--- BEGIN ---

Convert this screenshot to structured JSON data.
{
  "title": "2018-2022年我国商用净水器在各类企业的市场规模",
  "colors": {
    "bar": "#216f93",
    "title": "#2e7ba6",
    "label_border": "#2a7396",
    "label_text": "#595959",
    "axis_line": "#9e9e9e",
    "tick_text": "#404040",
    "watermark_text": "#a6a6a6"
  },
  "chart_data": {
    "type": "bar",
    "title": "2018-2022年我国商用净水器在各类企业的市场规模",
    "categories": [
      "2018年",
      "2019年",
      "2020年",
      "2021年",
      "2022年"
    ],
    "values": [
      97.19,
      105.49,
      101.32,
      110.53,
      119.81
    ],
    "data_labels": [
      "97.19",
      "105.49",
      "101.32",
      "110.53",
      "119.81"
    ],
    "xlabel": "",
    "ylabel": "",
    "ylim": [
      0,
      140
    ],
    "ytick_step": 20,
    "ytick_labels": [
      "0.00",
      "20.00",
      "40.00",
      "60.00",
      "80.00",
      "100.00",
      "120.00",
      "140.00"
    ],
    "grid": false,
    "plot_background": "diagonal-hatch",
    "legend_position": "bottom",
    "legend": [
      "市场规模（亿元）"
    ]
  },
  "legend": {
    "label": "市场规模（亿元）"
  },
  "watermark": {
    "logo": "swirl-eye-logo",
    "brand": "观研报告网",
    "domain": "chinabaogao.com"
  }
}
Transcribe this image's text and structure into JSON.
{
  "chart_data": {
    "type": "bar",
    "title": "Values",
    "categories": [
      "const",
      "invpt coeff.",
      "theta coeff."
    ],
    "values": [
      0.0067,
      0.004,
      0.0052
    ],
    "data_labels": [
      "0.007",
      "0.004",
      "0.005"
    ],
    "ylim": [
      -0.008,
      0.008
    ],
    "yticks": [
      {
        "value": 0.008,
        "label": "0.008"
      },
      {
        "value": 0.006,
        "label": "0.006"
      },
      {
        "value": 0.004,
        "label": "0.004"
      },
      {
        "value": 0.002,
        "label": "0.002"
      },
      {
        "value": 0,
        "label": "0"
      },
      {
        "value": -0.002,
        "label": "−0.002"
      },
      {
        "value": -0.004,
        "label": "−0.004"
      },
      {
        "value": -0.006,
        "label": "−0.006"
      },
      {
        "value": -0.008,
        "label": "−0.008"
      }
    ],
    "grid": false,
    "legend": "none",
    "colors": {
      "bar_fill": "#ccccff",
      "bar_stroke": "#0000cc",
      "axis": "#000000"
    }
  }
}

--- END ---

- **Your objective**:
Search the entries for the word "this", then list each line that holds it.

- **Exercise answer**:
Convert this screenshot to structured JSON data.
Transcribe this image's text and structure into JSON.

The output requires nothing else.